> _EXERCISE_
Would you output the whole listing below, exactly as it reads?

— START INFORMATION PROVIDED —

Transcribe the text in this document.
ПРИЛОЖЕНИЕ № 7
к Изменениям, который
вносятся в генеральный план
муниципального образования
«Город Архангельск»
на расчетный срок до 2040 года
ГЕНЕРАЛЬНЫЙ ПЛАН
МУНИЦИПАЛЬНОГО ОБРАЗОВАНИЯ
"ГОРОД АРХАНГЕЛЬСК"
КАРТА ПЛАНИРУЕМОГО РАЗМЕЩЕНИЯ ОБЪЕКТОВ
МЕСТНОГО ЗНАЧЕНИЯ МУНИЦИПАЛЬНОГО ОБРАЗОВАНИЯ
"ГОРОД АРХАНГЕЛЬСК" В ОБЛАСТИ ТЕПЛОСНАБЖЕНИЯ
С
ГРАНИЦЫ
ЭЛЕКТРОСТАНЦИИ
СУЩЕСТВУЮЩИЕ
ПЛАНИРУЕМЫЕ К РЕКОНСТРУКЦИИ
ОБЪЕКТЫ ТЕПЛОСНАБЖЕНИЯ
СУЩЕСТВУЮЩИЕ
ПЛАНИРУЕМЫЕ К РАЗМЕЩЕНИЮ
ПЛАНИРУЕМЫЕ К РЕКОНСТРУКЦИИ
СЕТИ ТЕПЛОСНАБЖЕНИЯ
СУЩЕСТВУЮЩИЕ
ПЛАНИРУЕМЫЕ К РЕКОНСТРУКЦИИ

— END INFORMATION PROVIDED —

> _SOLVED PROBLEM_
Transcribe the text in this document.
ПРИЛОЖЕНИЕ № 7
к Изменениям, который
вносятся в генеральный план
муниципального образования
«Город Архангельск»
на расчетный срок до 2040 года
ГЕНЕРАЛЬНЫЙ ПЛАН
МУНИЦИПАЛЬНОГО ОБРАЗОВАНИЯ
"ГОРОД АРХАНГЕЛЬСК"
КАРТА ПЛАНИРУЕМОГО РАЗМЕЩЕНИЯ ОБЪЕКТОВ
МЕСТНОГО ЗНАЧЕНИЯ МУНИЦИПАЛЬНОГО ОБРАЗОВАНИЯ
"ГОРОД АРХАНГЕЛЬСК" В ОБЛАСТИ ТЕПЛОСНАБЖЕНИЯ
С
ГРАНИЦЫ
ЭЛЕКТРОСТАНЦИИ
СУЩЕСТВУЮЩИЕ
ПЛАНИРУЕМЫЕ К РЕКОНСТРУКЦИИ
ОБЪЕКТЫ ТЕПЛОСНАБЖЕНИЯ
СУЩЕСТВУЮЩИЕ
ПЛАНИРУЕМЫЕ К РАЗМЕЩЕНИЮ
ПЛАНИРУЕМЫЕ К РЕКОНСТРУКЦИИ
СЕТИ ТЕПЛОСНАБЖЕНИЯ
СУЩЕСТВУЮЩИЕ
ПЛАНИРУЕМЫЕ К РЕКОНСТРУКЦИИ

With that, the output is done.